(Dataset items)
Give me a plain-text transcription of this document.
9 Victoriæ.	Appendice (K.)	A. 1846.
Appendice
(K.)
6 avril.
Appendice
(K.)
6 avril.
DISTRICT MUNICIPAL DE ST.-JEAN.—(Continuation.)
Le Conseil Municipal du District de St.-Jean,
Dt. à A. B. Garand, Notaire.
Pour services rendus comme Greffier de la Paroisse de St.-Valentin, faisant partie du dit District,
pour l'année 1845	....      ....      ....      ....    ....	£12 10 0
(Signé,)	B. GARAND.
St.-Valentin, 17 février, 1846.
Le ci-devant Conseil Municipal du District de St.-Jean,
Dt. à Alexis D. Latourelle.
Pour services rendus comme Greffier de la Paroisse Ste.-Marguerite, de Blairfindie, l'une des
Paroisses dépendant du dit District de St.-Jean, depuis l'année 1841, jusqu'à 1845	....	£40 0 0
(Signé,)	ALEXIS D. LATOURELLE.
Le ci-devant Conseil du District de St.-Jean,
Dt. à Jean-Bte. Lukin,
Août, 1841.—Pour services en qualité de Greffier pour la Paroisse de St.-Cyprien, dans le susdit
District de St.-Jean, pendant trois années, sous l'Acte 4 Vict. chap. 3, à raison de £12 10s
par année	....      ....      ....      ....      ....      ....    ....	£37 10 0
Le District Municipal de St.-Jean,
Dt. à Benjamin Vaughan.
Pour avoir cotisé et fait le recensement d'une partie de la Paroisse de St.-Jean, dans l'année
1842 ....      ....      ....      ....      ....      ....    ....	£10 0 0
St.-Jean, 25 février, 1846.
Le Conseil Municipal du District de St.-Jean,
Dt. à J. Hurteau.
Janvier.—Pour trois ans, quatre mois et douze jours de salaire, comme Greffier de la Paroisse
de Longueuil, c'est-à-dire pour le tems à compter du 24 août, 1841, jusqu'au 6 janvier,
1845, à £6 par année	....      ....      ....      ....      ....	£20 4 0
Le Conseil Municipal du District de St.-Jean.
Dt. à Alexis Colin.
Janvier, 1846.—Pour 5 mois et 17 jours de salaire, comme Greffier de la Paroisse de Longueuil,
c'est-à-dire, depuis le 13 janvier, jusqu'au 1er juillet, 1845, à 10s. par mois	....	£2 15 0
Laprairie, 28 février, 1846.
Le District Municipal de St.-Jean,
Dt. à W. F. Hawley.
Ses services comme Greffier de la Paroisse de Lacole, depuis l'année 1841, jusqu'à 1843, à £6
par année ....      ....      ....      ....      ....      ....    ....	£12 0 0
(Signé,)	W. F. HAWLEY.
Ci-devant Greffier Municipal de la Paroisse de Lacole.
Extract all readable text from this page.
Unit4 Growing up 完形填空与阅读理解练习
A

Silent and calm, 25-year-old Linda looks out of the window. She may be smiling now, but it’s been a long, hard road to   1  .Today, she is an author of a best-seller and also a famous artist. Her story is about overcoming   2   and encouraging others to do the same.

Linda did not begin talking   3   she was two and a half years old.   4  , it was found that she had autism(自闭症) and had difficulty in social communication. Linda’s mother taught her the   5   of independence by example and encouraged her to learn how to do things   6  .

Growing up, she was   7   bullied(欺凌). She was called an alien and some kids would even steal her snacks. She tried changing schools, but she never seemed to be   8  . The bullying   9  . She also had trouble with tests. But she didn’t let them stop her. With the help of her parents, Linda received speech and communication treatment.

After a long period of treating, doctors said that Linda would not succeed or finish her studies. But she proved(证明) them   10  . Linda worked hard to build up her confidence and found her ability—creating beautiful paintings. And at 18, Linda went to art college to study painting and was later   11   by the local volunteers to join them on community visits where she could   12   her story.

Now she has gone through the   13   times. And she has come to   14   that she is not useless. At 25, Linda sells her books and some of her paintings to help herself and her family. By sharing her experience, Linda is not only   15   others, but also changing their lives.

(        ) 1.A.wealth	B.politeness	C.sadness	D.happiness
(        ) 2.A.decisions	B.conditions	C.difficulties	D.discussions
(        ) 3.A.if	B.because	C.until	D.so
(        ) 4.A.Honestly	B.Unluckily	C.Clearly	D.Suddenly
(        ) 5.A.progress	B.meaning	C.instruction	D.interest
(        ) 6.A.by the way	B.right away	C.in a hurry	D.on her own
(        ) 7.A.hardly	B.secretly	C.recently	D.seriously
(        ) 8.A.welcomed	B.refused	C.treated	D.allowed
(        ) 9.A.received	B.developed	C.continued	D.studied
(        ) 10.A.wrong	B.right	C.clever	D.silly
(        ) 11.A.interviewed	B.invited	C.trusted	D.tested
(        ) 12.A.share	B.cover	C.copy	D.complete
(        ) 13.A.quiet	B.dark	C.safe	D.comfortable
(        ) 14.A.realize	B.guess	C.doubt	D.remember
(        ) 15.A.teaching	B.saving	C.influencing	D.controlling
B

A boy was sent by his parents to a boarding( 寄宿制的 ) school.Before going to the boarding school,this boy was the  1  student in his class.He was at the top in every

Stated problem =>
Reproduce the data in its entirety, matching each character.

Solution for this task =>
Give me a plain-text transcription of this document.
9 Victoriæ.	Appendice (K.)	A. 1846.
Appendice
(K.)
6 avril.
Appendice
(K.)
6 avril.
DISTRICT MUNICIPAL DE ST.-JEAN.—(Continuation.)
Le Conseil Municipal du District de St.-Jean,
Dt. à A. B. Garand, Notaire.
Pour services rendus comme Greffier de la Paroisse de St.-Valentin, faisant partie du dit District,
pour l'année 1845	....      ....      ....      ....    ....	£12 10 0
(Signé,)	B. GARAND.
St.-Valentin, 17 février, 1846.
Le ci-devant Conseil Municipal du District de St.-Jean,
Dt. à Alexis D. Latourelle.
Pour services rendus comme Greffier de la Paroisse Ste.-Marguerite, de Blairfindie, l'une des
Paroisses dépendant du dit District de St.-Jean, depuis l'année 1841, jusqu'à 1845	....	£40 0 0
(Signé,)	ALEXIS D. LATOURELLE.
Le ci-devant Conseil du District de St.-Jean,
Dt. à Jean-Bte. Lukin,
Août, 1841.—Pour services en qualité de Greffier pour la Paroisse de St.-Cyprien, dans le susdit
District de St.-Jean, pendant trois années, sous l'Acte 4 Vict. chap. 3, à raison de £12 10s
par année	....      ....      ....      ....      ....      ....    ....	£37 10 0
Le District Municipal de St.-Jean,
Dt. à Benjamin Vaughan.
Pour avoir cotisé et fait le recensement d'une partie de la Paroisse de St.-Jean, dans l'année
1842 ....      ....      ....      ....      ....      ....    ....	£10 0 0
St.-Jean, 25 février, 1846.
Le Conseil Municipal du District de St.-Jean,
Dt. à J. Hurteau.
Janvier.—Pour trois ans, quatre mois et douze jours de salaire, comme Greffier de la Paroisse
de Longueuil, c'est-à-dire pour le tems à compter du 24 août, 1841, jusqu'au 6 janvier,
1845, à £6 par année	....      ....      ....      ....      ....	£20 4 0
Le Conseil Municipal du District de St.-Jean.
Dt. à Alexis Colin.
Janvier, 1846.—Pour 5 mois et 17 jours de salaire, comme Greffier de la Paroisse de Longueuil,
c'est-à-dire, depuis le 13 janvier, jusqu'au 1er juillet, 1845, à 10s. par mois	....	£2 15 0
Laprairie, 28 février, 1846.
Le District Municipal de St.-Jean,
Dt. à W. F. Hawley.
Ses services comme Greffier de la Paroisse de Lacole, depuis l'année 1841, jusqu'à 1843, à £6
par année ....      ....      ....      ....      ....      ....    ....	£12 0 0
(Signé,)	W. F. HAWLEY.
Ci-devant Greffier Municipal de la Paroisse de Lacole.
Extract all readable text from this page.
Unit4 Growing up 完形填空与阅读理解练习
A

Silent and calm, 25-year-old Linda looks out of the window. She may be smiling now, but it’s been a long, hard road to   1  .Today, she is an author of a best-seller and also a famous artist. Her story is about overcoming   2   and encouraging others to do the same.

Linda did not begin talking   3   she was two and a half years old.   4  , it was found that she had autism(自闭症) and had difficulty in social communication. Linda’s mother taught her the   5   of independence by example and encouraged her to learn how to do things   6  .

Growing up, she was   7   bullied(欺凌). She was called an alien and some kids would even steal her snacks. She tried changing schools, but she never seemed to be   8  . The bullying   9  . She also had trouble with tests. But she didn’t let them stop her. With the help of her parents, Linda received speech and communication treatment.

After a long period of treating, doctors said that Linda would not succeed or finish her studies. But she proved(证明) them   10  . Linda worked hard to build up her confidence and found her ability—creating beautiful paintings. And at 18, Linda went to art college to study painting and was later   11   by the local volunteers to join them on community visits where she could   12   her story.

Now she has gone through the   13   times. And she has come to   14   that she is not useless. At 25, Linda sells her books and some of her paintings to help herself and her family. By sharing her experience, Linda is not only   15   others, but also changing their lives.

(        ) 1.A.wealth	B.politeness	C.sadness	D.happiness
(        ) 2.A.decisions	B.conditions	C.difficulties	D.discussions
(        ) 3.A.if	B.because	C.until	D.so
(        ) 4.A.Honestly	B.Unluckily	C.Clearly	D.Suddenly
(        ) 5.A.progress	B.meaning	C.instruction	D.interest
(        ) 6.A.by the way	B.right away	C.in a hurry	D.on her own
(        ) 7.A.hardly	B.secretly	C.recently	D.seriously
(        ) 8.A.welcomed	B.refused	C.treated	D.allowed
(        ) 9.A.received	B.developed	C.continued	D.studied
(        ) 10.A.wrong	B.right	C.clever	D.silly
(        ) 11.A.interviewed	B.invited	C.trusted	D.tested
(        ) 12.A.share	B.cover	C.copy	D.complete
(        ) 13.A.quiet	B.dark	C.safe	D.comfortable
(        ) 14.A.realize	B.guess	C.doubt	D.remember
(        ) 15.A.teaching	B.saving	C.influencing	D.controlling
B

A boy was sent by his parents to a boarding( 寄宿制的 ) school.Before going to the boarding school,this boy was the  1  student in his class.He was at the top in every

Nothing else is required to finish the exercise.